Dataset records —
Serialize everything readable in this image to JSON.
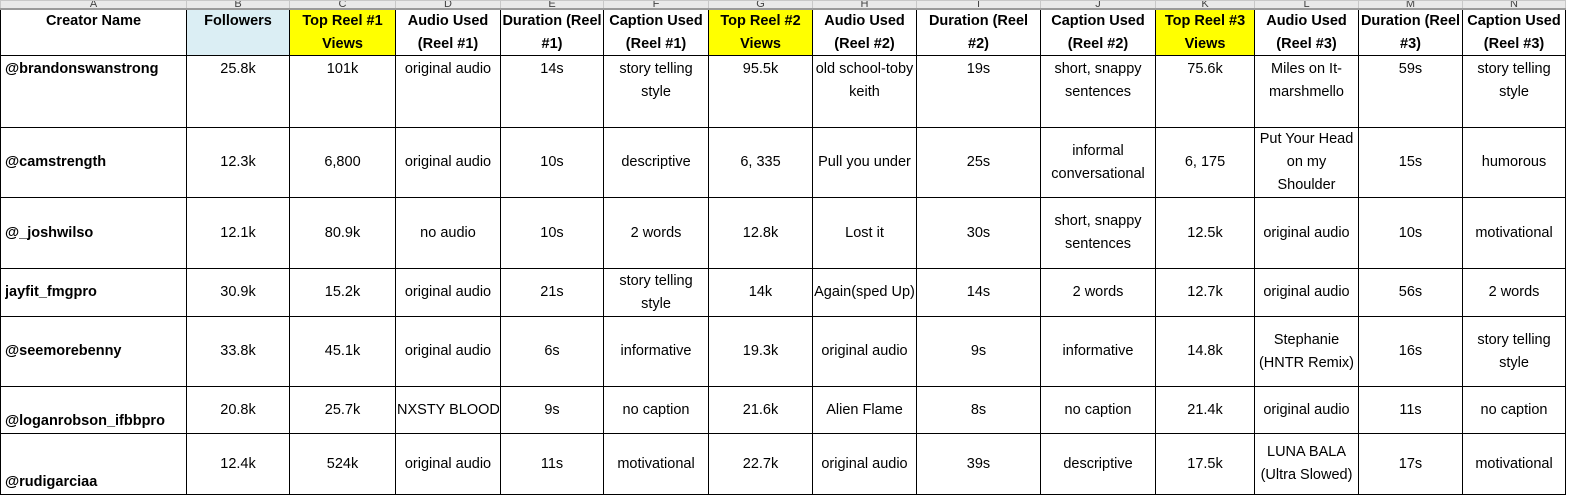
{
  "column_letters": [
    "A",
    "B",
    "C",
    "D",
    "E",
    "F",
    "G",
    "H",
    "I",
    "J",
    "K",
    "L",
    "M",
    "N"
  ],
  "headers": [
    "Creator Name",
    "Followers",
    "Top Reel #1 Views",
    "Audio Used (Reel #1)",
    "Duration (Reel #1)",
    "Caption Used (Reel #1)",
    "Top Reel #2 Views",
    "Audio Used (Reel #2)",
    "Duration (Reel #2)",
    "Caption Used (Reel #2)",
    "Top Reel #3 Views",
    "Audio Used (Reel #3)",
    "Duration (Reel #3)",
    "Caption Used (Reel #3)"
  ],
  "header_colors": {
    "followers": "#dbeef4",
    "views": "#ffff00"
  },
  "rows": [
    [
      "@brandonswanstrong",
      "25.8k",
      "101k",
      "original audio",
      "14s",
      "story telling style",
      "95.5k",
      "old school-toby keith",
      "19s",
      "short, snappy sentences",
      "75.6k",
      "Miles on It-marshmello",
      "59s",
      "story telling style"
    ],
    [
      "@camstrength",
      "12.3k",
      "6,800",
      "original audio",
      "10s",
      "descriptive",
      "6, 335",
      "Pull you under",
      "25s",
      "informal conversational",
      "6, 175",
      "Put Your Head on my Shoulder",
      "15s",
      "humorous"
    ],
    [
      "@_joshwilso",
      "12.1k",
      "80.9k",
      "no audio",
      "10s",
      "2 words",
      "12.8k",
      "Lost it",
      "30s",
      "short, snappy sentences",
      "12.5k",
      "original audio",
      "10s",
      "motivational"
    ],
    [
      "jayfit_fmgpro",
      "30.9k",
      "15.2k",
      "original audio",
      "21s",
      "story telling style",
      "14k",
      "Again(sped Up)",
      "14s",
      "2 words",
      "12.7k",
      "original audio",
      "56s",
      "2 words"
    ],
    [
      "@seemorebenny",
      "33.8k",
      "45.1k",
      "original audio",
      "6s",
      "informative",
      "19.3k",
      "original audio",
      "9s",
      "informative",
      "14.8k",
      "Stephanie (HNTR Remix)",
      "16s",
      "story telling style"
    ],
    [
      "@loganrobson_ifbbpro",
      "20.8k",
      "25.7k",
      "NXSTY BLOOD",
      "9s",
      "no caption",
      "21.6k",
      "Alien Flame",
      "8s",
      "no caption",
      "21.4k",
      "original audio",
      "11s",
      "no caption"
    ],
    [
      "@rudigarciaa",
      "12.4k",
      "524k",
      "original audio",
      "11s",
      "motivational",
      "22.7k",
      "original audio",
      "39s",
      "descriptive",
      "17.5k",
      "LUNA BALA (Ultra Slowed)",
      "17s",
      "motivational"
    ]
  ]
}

Task instructions —
Go through the data and gather every line that holds "Duration".

Task response —
    "Duration (Reel #1)",
    "Duration (Reel #2)",
    "Duration (Reel #3)",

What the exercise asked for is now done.